--- start of Data records ---
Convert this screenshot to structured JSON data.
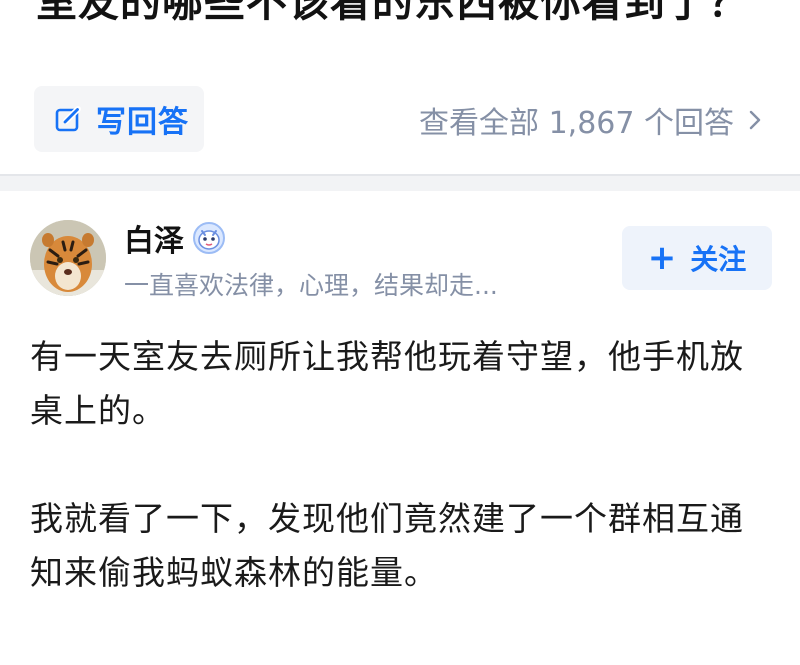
{
  "question": {
    "title": "室友的哪些不该看的东西被你看到了？"
  },
  "actions": {
    "write_answer_label": "写回答",
    "view_all_label": "查看全部 1,867 个回答"
  },
  "author": {
    "name": "白泽",
    "bio": "一直喜欢法律，心理，结果却走..."
  },
  "follow": {
    "plus_symbol": "+",
    "label": "关注"
  },
  "answer": {
    "paragraphs": [
      "有一天室友去厕所让我帮他玩着守望，他手机放桌上的。",
      "我就看了一下，发现他们竟然建了一个群相互通知来偷我蚂蚁森林的能量。"
    ]
  },
  "colors": {
    "accent": "#1772f6",
    "muted": "#8590a6",
    "button_bg": "#f4f5f7",
    "follow_bg": "#eef3fb",
    "divider_bg": "#f2f3f5"
  },
  "icons": {
    "write": "pencil-square-icon",
    "chevron": "chevron-right-icon",
    "badge": "verified-mascot-badge-icon",
    "avatar": "tiger-avatar"
  }
}
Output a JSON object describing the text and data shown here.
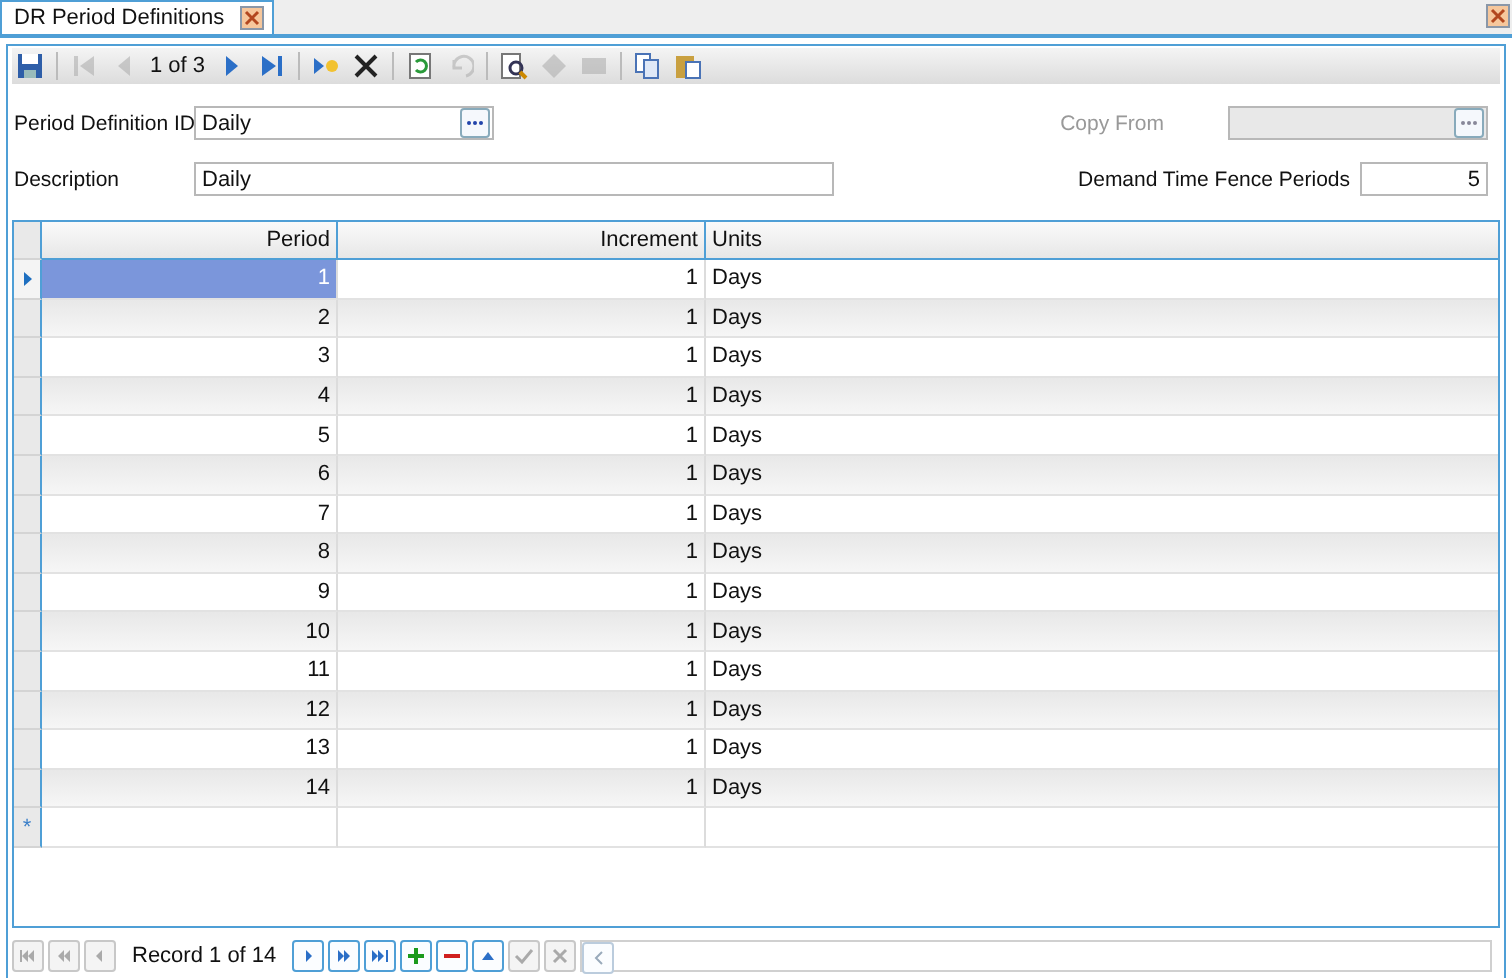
--- end of Data records ---
Print every entry above again without changing a word, and omit the pictures.

Convert this screenshot to structured JSON data.
{
  "question": {
    "title": "室友的哪些不该看的东西被你看到了？"
  },
  "actions": {
    "write_answer_label": "写回答",
    "view_all_label": "查看全部 1,867 个回答"
  },
  "author": {
    "name": "白泽",
    "bio": "一直喜欢法律，心理，结果却走..."
  },
  "follow": {
    "plus_symbol": "+",
    "label": "关注"
  },
  "answer": {
    "paragraphs": [
      "有一天室友去厕所让我帮他玩着守望，他手机放桌上的。",
      "我就看了一下，发现他们竟然建了一个群相互通知来偷我蚂蚁森林的能量。"
    ]
  },
  "colors": {
    "accent": "#1772f6",
    "muted": "#8590a6",
    "button_bg": "#f4f5f7",
    "follow_bg": "#eef3fb",
    "divider_bg": "#f2f3f5"
  },
  "icons": {
    "write": "pencil-square-icon",
    "chevron": "chevron-right-icon",
    "badge": "verified-mascot-badge-icon",
    "avatar": "tiger-avatar"
  }
}
Output a JSON object describing the text and data shown here.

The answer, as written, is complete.